Task goal: Each line that holds the word "annum" counts once; give the total for the records below and nothing else.

Figure data in JSON
^^^^^^^^^^^^^^^^
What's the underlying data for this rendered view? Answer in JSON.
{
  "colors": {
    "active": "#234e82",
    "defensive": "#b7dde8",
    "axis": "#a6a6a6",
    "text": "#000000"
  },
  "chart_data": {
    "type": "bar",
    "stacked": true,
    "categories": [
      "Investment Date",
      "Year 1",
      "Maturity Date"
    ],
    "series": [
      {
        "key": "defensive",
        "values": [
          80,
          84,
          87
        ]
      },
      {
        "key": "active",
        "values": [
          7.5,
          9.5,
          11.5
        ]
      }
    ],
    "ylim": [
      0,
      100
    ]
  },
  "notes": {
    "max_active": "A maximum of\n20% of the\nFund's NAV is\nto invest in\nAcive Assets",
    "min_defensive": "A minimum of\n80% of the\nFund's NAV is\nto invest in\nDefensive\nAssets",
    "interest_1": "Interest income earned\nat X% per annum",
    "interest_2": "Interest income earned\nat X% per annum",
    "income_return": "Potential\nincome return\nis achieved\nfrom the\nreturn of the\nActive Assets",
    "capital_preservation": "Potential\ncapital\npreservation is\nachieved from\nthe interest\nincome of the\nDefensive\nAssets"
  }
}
^^^^^^^^^^^^^^^^
Solution below: 2